Input data –
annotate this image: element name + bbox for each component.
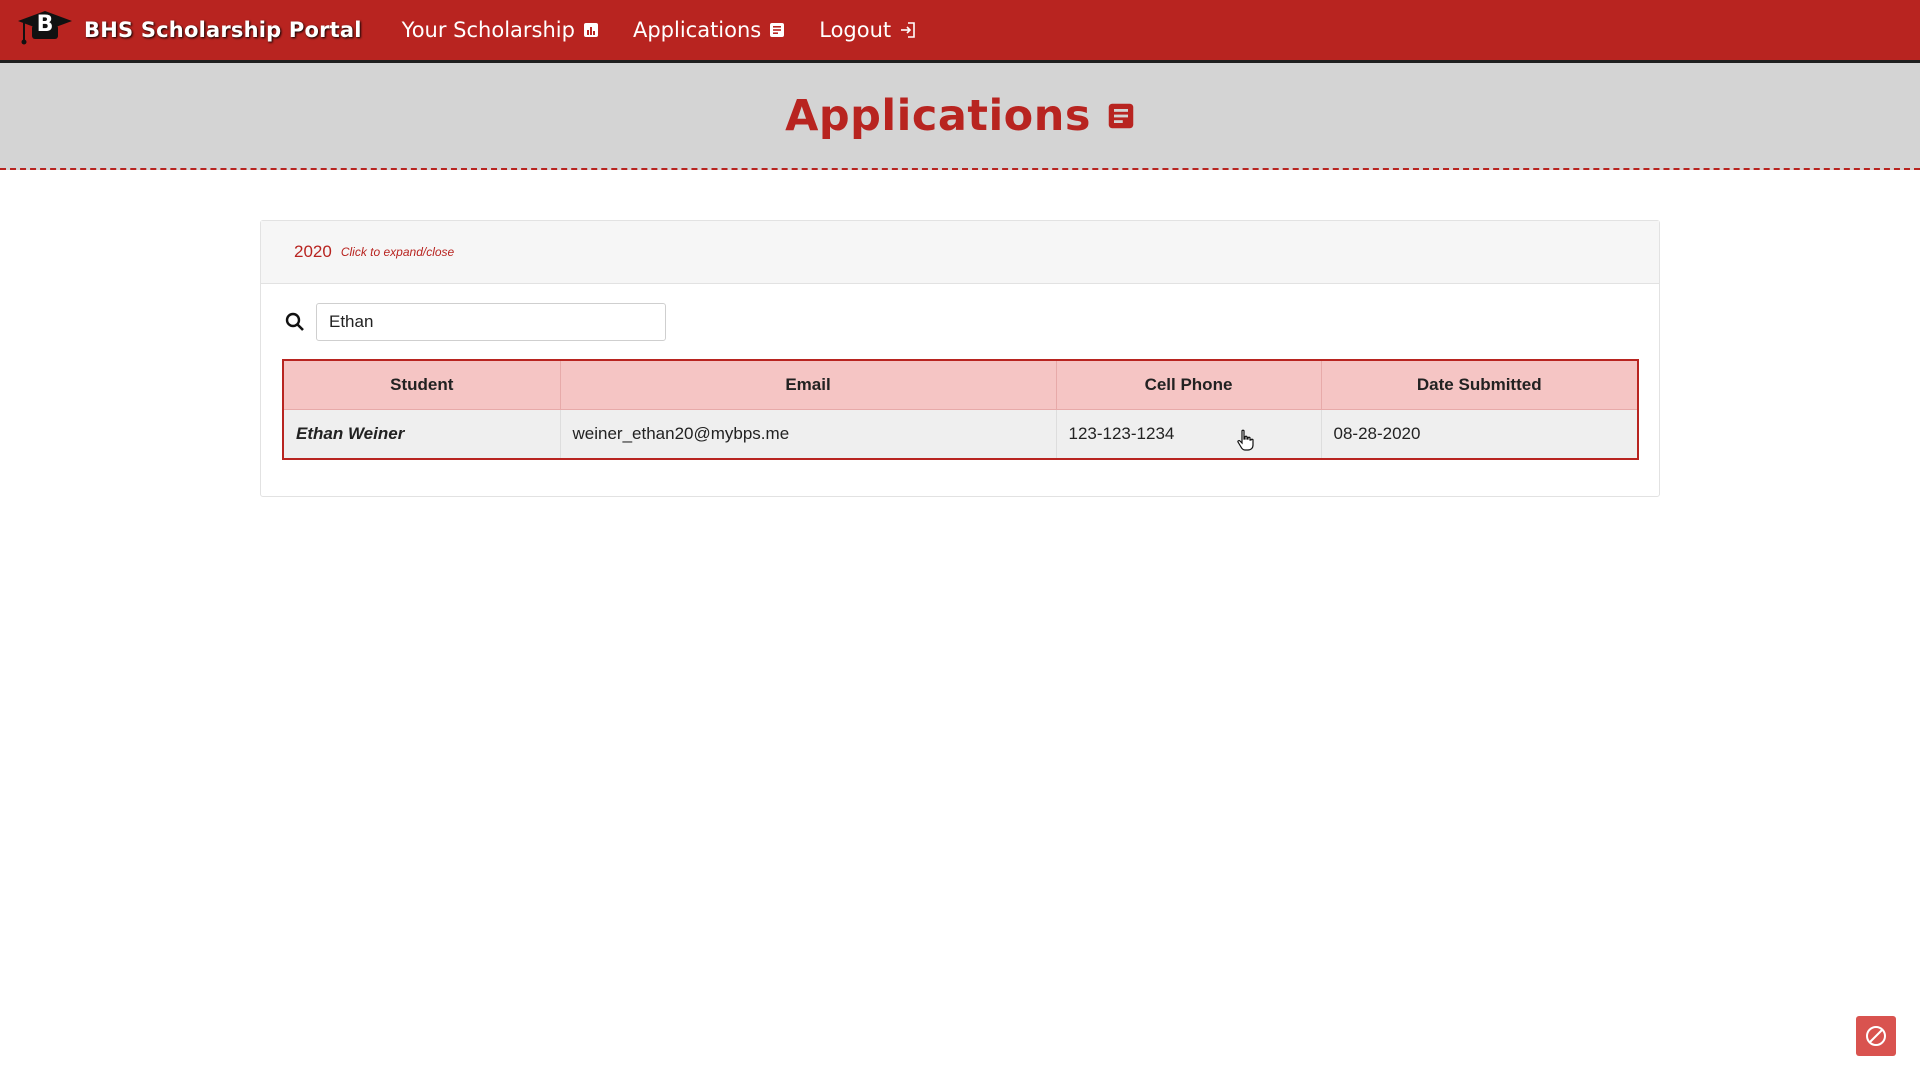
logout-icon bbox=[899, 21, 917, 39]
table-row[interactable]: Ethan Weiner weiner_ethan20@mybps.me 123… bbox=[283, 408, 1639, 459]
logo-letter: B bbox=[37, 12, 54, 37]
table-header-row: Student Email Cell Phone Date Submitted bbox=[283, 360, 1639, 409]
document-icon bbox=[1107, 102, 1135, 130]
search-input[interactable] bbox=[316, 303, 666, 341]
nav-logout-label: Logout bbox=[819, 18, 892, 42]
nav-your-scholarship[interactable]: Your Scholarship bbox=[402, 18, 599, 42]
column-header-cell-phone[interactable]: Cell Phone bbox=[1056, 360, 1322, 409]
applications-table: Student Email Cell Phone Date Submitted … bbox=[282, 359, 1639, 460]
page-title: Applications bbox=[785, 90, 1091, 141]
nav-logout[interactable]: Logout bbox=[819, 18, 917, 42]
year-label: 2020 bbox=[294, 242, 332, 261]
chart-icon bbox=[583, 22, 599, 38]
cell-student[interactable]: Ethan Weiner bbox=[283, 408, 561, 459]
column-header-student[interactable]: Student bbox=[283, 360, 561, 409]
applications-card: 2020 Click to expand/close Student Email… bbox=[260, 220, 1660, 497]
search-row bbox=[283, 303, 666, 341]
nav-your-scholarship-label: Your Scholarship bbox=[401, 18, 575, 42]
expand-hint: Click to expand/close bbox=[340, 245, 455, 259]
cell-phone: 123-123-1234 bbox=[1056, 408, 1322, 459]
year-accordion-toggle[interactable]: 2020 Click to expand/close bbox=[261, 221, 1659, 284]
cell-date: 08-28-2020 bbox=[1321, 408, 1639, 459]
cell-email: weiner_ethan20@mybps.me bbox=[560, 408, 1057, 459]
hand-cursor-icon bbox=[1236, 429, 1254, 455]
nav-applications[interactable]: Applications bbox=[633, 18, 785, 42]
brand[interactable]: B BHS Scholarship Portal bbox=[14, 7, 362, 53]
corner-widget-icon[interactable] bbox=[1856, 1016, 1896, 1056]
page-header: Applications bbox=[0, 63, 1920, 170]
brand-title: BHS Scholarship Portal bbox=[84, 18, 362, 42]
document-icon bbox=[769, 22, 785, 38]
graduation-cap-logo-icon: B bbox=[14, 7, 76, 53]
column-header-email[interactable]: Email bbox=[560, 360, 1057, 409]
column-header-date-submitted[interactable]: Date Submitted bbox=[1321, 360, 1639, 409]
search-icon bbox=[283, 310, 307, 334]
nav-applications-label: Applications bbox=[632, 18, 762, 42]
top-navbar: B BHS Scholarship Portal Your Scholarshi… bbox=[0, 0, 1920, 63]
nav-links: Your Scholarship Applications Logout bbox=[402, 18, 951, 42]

---

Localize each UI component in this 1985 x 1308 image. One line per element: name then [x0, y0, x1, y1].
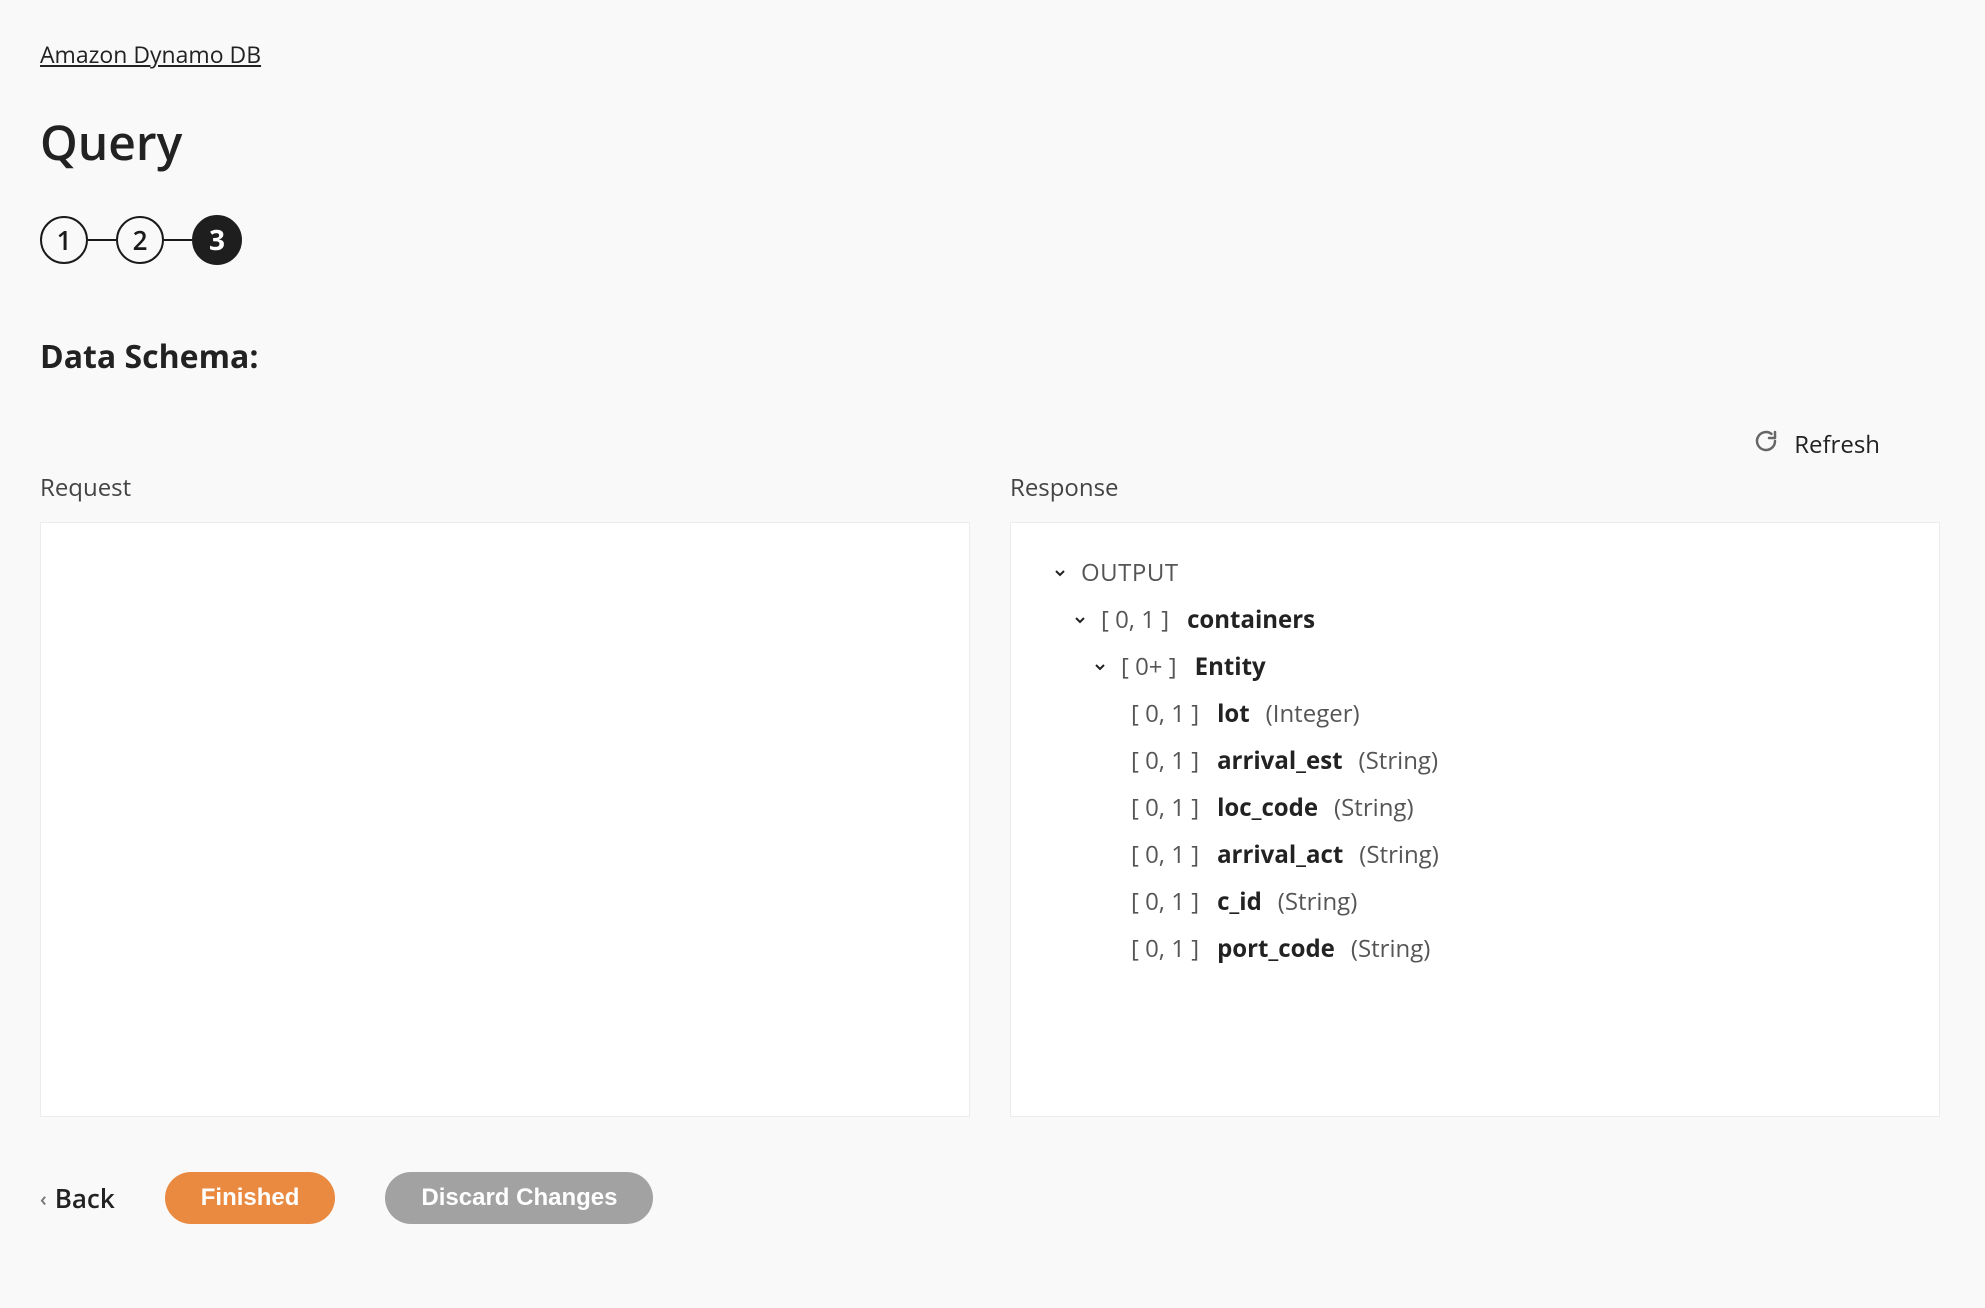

The request – Reproduce verbatim the data above, everything from the line containing "annotate this image: element" down to the line containing "18, 785, 42]", with both of those lines included. Omit the pictures from your answer.

Written solution –
annotate this image: element name + bbox for each component.
logout-icon bbox=[899, 21, 917, 39]
table-row[interactable]: Ethan Weiner weiner_ethan20@mybps.me 123… bbox=[283, 408, 1639, 459]
logo-letter: B bbox=[37, 12, 54, 37]
table-header-row: Student Email Cell Phone Date Submitted bbox=[283, 360, 1639, 409]
document-icon bbox=[1107, 102, 1135, 130]
search-input[interactable] bbox=[316, 303, 666, 341]
nav-logout-label: Logout bbox=[819, 18, 892, 42]
nav-your-scholarship[interactable]: Your Scholarship bbox=[402, 18, 599, 42]
column-header-cell-phone[interactable]: Cell Phone bbox=[1056, 360, 1322, 409]
applications-table: Student Email Cell Phone Date Submitted … bbox=[282, 359, 1639, 460]
page-title: Applications bbox=[785, 90, 1091, 141]
nav-logout[interactable]: Logout bbox=[819, 18, 917, 42]
year-label: 2020 bbox=[294, 242, 332, 261]
chart-icon bbox=[583, 22, 599, 38]
cell-student[interactable]: Ethan Weiner bbox=[283, 408, 561, 459]
column-header-student[interactable]: Student bbox=[283, 360, 561, 409]
applications-card: 2020 Click to expand/close Student Email… bbox=[260, 220, 1660, 497]
search-row bbox=[283, 303, 666, 341]
nav-your-scholarship-label: Your Scholarship bbox=[401, 18, 575, 42]
expand-hint: Click to expand/close bbox=[340, 245, 455, 259]
cell-phone: 123-123-1234 bbox=[1056, 408, 1322, 459]
year-accordion-toggle[interactable]: 2020 Click to expand/close bbox=[261, 221, 1659, 284]
cell-date: 08-28-2020 bbox=[1321, 408, 1639, 459]
cell-email: weiner_ethan20@mybps.me bbox=[560, 408, 1057, 459]
hand-cursor-icon bbox=[1236, 429, 1254, 455]
nav-applications[interactable]: Applications bbox=[633, 18, 785, 42]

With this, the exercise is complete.